Do this: Search the data for the word "经济可行性". Reproduce every line where it is found.

Rows:
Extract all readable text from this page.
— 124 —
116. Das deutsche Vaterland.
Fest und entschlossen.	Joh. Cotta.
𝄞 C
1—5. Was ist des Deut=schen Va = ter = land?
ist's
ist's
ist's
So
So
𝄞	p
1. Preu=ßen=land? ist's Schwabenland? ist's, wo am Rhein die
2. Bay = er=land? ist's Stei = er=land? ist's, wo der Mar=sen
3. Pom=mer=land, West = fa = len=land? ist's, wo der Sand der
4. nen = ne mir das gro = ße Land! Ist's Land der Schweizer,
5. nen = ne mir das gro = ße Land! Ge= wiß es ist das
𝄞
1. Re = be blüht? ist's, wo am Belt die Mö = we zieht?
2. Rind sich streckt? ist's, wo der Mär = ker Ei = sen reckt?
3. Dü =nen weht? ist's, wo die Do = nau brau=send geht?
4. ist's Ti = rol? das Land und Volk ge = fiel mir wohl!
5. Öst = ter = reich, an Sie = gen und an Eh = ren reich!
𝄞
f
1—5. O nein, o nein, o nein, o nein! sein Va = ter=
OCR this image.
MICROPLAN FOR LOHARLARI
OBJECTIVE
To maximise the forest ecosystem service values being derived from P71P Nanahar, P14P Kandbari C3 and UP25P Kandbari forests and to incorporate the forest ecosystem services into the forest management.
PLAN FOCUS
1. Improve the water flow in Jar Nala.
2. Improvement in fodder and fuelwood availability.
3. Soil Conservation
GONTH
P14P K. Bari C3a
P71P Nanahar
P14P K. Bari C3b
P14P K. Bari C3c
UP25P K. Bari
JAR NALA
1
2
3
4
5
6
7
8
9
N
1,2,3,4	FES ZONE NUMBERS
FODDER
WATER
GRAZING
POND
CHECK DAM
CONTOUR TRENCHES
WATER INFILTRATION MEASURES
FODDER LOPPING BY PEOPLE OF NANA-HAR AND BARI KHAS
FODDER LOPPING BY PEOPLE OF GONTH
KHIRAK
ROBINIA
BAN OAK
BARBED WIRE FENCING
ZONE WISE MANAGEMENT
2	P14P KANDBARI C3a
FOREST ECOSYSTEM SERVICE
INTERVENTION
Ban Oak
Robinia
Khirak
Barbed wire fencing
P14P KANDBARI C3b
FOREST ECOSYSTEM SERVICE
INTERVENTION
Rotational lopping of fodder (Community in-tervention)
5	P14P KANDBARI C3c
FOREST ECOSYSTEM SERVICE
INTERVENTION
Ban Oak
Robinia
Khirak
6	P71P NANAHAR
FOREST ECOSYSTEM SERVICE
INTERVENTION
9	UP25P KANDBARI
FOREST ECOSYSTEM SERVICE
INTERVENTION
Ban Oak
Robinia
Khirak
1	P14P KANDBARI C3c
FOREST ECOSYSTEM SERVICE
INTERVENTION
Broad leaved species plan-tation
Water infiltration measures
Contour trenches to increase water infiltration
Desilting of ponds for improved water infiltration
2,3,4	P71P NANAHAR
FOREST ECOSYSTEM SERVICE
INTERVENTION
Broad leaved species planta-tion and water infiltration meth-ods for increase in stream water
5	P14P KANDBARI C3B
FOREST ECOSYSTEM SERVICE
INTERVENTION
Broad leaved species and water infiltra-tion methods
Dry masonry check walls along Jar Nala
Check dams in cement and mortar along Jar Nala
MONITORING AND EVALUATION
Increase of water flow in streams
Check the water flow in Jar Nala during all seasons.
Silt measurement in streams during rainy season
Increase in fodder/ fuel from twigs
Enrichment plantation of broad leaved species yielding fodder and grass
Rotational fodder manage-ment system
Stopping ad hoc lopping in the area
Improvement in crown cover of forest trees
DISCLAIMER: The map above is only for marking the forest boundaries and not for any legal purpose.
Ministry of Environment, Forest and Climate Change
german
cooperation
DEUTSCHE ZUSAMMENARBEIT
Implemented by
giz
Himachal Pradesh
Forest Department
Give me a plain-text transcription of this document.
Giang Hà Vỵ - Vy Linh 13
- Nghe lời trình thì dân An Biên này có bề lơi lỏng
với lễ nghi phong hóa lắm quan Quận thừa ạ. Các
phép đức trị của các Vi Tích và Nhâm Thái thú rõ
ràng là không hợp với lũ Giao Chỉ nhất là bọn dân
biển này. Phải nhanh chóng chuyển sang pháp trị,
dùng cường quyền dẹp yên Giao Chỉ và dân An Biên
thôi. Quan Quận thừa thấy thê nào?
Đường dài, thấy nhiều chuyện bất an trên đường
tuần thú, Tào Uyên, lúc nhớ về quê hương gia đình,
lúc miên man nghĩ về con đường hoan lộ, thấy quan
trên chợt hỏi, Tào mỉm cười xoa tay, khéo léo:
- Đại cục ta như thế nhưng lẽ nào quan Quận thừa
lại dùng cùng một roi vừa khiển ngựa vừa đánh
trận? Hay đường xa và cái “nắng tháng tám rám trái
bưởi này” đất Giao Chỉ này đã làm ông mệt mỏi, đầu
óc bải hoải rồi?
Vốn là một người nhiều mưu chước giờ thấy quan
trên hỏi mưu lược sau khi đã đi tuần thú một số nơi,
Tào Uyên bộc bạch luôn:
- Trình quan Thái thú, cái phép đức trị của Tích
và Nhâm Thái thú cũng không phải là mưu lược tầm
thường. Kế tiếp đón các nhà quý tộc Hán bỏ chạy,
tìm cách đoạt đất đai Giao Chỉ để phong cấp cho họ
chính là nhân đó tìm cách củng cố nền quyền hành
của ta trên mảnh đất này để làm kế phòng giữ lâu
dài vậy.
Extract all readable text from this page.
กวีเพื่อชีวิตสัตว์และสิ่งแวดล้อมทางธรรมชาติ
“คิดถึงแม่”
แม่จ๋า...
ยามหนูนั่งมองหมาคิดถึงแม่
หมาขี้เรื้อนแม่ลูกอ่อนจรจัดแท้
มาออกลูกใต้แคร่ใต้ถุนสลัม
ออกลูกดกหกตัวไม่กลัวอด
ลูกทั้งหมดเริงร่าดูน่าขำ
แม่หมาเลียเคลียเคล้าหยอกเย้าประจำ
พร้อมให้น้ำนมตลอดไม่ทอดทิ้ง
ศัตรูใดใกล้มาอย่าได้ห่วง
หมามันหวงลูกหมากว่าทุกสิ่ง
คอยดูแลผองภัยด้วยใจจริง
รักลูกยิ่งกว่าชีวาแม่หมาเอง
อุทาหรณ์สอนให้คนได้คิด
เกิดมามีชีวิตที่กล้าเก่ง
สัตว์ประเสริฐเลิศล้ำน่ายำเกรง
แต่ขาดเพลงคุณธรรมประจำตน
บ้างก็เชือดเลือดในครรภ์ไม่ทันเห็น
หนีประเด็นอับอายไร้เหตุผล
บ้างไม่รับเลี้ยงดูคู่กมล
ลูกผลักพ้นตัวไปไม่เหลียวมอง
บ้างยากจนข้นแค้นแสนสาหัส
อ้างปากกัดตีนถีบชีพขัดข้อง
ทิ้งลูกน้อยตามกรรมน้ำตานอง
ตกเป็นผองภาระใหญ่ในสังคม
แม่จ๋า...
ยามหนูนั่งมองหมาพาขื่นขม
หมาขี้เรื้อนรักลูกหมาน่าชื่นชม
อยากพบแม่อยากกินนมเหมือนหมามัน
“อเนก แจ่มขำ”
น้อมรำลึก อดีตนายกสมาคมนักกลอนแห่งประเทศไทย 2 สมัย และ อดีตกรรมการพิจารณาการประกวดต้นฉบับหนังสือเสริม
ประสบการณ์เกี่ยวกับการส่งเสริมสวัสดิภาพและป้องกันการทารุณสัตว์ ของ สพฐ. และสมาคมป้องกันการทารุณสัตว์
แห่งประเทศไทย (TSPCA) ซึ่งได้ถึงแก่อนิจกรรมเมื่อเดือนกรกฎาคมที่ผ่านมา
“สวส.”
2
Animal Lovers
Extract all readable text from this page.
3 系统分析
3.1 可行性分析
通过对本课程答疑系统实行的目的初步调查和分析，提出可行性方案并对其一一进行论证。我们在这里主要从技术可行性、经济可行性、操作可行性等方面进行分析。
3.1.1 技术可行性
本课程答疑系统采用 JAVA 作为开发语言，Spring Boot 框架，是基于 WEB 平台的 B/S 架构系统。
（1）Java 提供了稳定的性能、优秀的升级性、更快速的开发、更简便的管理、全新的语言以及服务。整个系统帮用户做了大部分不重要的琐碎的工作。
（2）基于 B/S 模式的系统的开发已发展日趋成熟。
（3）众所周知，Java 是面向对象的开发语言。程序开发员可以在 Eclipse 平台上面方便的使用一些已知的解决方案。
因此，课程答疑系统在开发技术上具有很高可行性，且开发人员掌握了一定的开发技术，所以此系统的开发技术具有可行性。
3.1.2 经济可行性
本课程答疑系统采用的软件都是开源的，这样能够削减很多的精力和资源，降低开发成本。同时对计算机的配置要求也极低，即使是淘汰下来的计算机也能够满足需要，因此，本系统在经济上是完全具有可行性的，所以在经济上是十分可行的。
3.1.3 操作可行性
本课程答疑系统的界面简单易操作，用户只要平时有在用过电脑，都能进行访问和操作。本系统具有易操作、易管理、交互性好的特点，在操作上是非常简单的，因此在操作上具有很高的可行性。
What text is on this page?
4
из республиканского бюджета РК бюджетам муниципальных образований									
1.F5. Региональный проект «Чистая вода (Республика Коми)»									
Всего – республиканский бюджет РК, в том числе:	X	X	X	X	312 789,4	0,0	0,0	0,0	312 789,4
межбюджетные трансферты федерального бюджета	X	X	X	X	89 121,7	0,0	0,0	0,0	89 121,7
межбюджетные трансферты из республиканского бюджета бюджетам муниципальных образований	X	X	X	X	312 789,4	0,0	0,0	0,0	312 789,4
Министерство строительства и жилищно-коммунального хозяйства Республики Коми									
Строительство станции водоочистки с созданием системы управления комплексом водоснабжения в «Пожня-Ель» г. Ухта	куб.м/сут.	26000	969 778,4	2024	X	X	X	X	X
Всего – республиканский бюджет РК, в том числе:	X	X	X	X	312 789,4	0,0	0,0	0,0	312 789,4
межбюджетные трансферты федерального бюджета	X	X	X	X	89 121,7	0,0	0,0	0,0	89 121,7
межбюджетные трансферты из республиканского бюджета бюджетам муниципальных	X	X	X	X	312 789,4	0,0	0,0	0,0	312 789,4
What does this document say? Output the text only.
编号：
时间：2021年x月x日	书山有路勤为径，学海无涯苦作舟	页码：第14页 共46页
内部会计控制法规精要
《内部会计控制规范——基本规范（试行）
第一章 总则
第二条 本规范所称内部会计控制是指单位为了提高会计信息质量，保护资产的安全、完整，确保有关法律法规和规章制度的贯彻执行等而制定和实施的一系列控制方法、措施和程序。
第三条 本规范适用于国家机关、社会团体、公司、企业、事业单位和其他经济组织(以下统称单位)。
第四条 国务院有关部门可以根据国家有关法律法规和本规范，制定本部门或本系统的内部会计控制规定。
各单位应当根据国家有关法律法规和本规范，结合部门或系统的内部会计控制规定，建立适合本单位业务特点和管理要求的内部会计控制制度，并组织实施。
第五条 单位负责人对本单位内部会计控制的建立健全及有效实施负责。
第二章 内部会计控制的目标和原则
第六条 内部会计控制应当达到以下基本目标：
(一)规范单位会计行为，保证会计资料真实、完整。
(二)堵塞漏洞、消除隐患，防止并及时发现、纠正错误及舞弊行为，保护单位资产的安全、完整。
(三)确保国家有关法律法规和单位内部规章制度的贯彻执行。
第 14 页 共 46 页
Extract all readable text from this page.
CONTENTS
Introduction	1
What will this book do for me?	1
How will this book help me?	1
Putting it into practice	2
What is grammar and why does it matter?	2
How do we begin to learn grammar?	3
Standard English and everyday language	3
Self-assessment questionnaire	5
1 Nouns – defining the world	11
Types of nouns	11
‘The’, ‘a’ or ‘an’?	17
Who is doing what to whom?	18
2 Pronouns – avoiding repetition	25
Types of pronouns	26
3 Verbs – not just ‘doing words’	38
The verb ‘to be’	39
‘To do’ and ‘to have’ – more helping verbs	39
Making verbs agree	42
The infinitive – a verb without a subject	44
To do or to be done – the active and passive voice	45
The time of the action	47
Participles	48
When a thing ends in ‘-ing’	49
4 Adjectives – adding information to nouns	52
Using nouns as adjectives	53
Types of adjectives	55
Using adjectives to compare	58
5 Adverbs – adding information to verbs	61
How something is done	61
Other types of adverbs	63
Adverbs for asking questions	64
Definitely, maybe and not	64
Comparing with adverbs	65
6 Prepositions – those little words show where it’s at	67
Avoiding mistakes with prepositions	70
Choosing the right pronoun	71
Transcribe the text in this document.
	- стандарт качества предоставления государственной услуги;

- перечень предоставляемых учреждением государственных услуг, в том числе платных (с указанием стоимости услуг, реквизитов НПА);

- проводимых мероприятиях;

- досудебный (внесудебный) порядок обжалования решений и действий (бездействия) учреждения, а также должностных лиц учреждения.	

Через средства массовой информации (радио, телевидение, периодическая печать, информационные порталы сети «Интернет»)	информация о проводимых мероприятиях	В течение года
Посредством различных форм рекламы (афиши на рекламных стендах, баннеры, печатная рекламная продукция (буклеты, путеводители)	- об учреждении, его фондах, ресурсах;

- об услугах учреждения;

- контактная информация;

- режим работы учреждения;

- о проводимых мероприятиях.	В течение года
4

Final result:
通过对本课程答疑系统实行的目的初步调查和分析，提出可行性方案并对其一一进行论证。我们在这里主要从技术可行性、经济可行性、操作可行性等方面进行分析。
3.1.2 经济可行性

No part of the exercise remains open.